→ **Prompt A**
Reproduce the stretch of the Haiti donors conference article from "not surprisingly, from" through "the Donors Conference.", word for word.
→ **Prompt B**
Write the next part of the article on the Haiti donors conference, starting after its final sentence.

The Donors Conference meeting in the Trusteeship Council. Over 150
nations and international organizations pledged $5.3 billion in aid to
Haiti over the next 18 months
It was fitting that the Mar. 31
“International
Donors Conference Towards
a New Future for Haiti” was
held in the Trusteeship Council at the
United Nations headquarters in New
York. At the event, Haitian President
René Préval in effect turned over the
keys to Haiti to a consortium of foreign
banks and governments, which will
decide how (to use the conference’s
principal slogan) to “build back better”
the country devastated by the Jan.
12 earthquake.
This “better” Haiti envisions
some 25,000 farmers providing Coca-Cola with mangos for a new Odwalla
brand drink, 100,000 workers assembling
clothing and electronics for
the U.S. market in sweatshops under
HOPE II legislation, and thousands
more finding jobs as guides, waiters,
cleaners and drivers when Haiti becomes
a new tourist destination.
“Haiti could be the first all wireless
nation in the Caribbean,”
gushed UN Special Envoy to Haiti Bill
Clinton, who along with US Secretary
of State Hillary Clinton and UN Secretary
General Ban Ki-moon, led the
day-long meeting of over 150 nations
and international institutions. Clinton
got the idea for a “wireless nation,”
not surprisingly, from Brad Horwitz,
the CEO of Trilogy, the parent company
of Voilà, Haiti’s second largest
cell-phone network.
Although a U.S. businessman,
Horwitz was, fittingly, one of the two
representatives who spoke for Haiti’s
private sector at the Donors Conference.
“Urgent measures to rebuild
Haiti are only sustainable if they become
the foundation for an expanded
and vibrant private sector,” Horwitz
told the conference.”We need you to
view the private sector as your partner…
to understand how public funds
can be leveraged by private dollars.”
“Of course, what’s good for business
is good for the country,” quipped
one journalist listening to the speech.
The other private sector spokesman
was Reginald Boulos, the president
of the Chamber of Commerce and
Industry of Haiti (CHIC), who fiercely
opposed last year’s union and student led
campaign to raise Haiti’s minimum
wage to $5 a day, convincing Préval to
keep it at $3 a day. He also was a key
supporter of both the 1991 and 2004
coups d’état against former Haitian
President Jean-Bertrand Aristide, now
exiled in South Africa
In counterpoint, the only voice
Aristide’s popular base had at the conference
was in the street outside the
UN, where about 50 Haitians picketed
from noon to 6 p.m. in Ralph Bunche
park to call for an end to the UN and
US military occupation of Haiti, now
over six years old, and to protest the
Haitian people’s exclusion from reconstruction
deliberations. (New York’s
December 12th Movement also had a
picket at Dag Hammarskjold Plaza on
47th Street).

[Bounding box entries]
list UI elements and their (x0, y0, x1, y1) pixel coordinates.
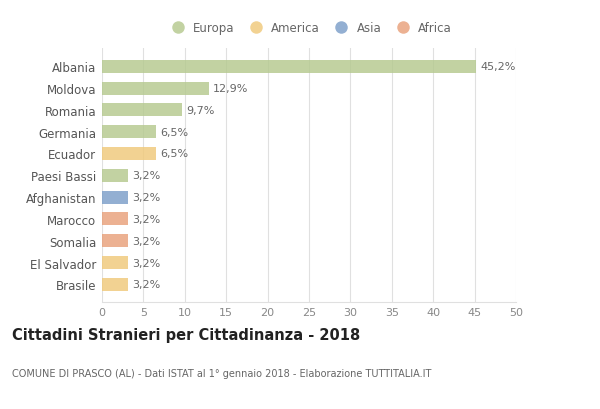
Text: 6,5%: 6,5% (160, 149, 188, 159)
Legend: Europa, America, Asia, Africa: Europa, America, Asia, Africa (164, 20, 454, 37)
Text: 3,2%: 3,2% (133, 193, 161, 202)
Text: 3,2%: 3,2% (133, 214, 161, 225)
Text: 9,7%: 9,7% (187, 106, 215, 116)
Bar (102, 104, 182, 117)
Bar (102, 169, 128, 182)
Bar (102, 126, 156, 139)
Bar (102, 148, 156, 161)
Bar (102, 256, 128, 270)
Text: 3,2%: 3,2% (133, 171, 161, 181)
Bar (102, 191, 128, 204)
Text: Cittadini Stranieri per Cittadinanza - 2018: Cittadini Stranieri per Cittadinanza - 2… (12, 327, 360, 342)
Bar (102, 235, 128, 247)
Text: 6,5%: 6,5% (160, 127, 188, 137)
Bar (102, 82, 209, 95)
Text: 3,2%: 3,2% (133, 236, 161, 246)
Bar (102, 61, 476, 74)
Text: 3,2%: 3,2% (133, 280, 161, 290)
Text: 3,2%: 3,2% (133, 258, 161, 268)
Bar (102, 213, 128, 226)
Text: COMUNE DI PRASCO (AL) - Dati ISTAT al 1° gennaio 2018 - Elaborazione TUTTITALIA.: COMUNE DI PRASCO (AL) - Dati ISTAT al 1°… (12, 368, 431, 378)
Text: 12,9%: 12,9% (213, 84, 248, 94)
Bar (102, 278, 128, 291)
Text: 45,2%: 45,2% (481, 62, 516, 72)
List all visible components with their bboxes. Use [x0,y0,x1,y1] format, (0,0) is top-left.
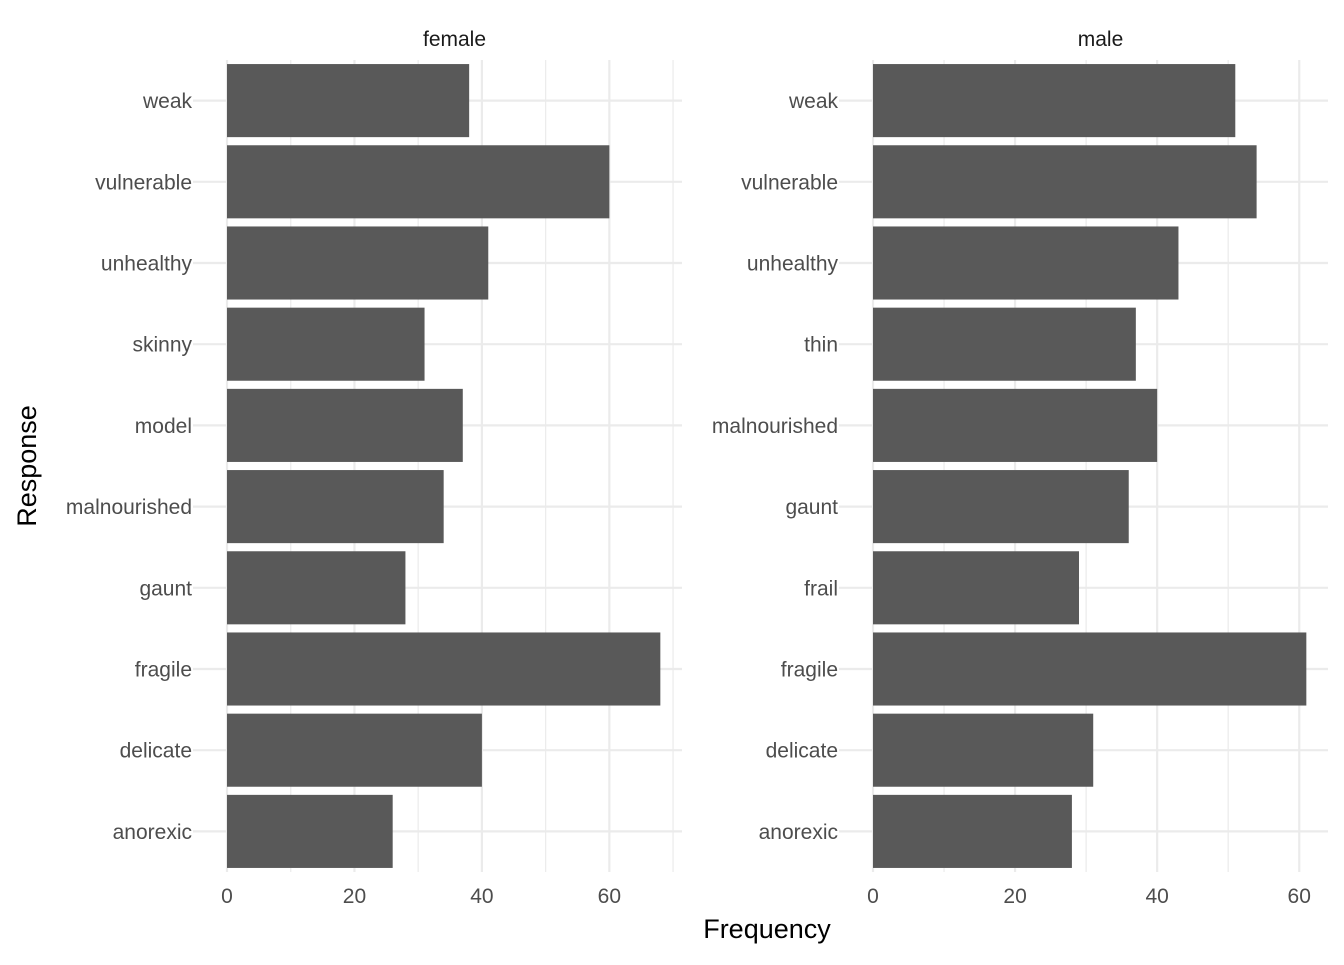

→ **Output A**
not surprisingly, from Brad Horwitz,
the CEO of Trilogy, the parent company
of Voilà, Haiti’s second largest
cell-phone network.
Although a U.S. businessman,
Horwitz was, fittingly, one of the two
representatives who spoke for Haiti’s
private sector at the Donors Conference.

→ **Output B**
“No to neocolonialism,”
read a
sign held up by Jocelyn Gay, a member
of the Committee to Support the
Haitian People’s Struggle (KAKOLA),
which organized the picket with the
Lavalas Family’s New York Chapter
and the International Support Haiti
Network (ISHN). “No to the Economic
Exploitation Disguised as Reform.
MINUSTAH [UN Mission to Stabilize
Haiti], out of Haiti!"
The exclusion of Haiti’s popular
sector was masked by the inclusion
of other “sectors” in the Donors Conference,
although their presentations
were purely for show, with no bearing
on the plans which had already been
drawn up. Joseph Baptiste, chairman
and founder of the National Organization
for the Advancement of Haitians
(NOAH), and Marie Fleur, a Massachusetts
state representative, spoke
on behalf of the “Haitian Diaspora
Forum.” Moise Charles Pierre, Chairman
of the Haitian National Federation
of Mayors and Montreal Mayor
Gerald Tremblay spoke on behalf of
the “Local Government Conference.”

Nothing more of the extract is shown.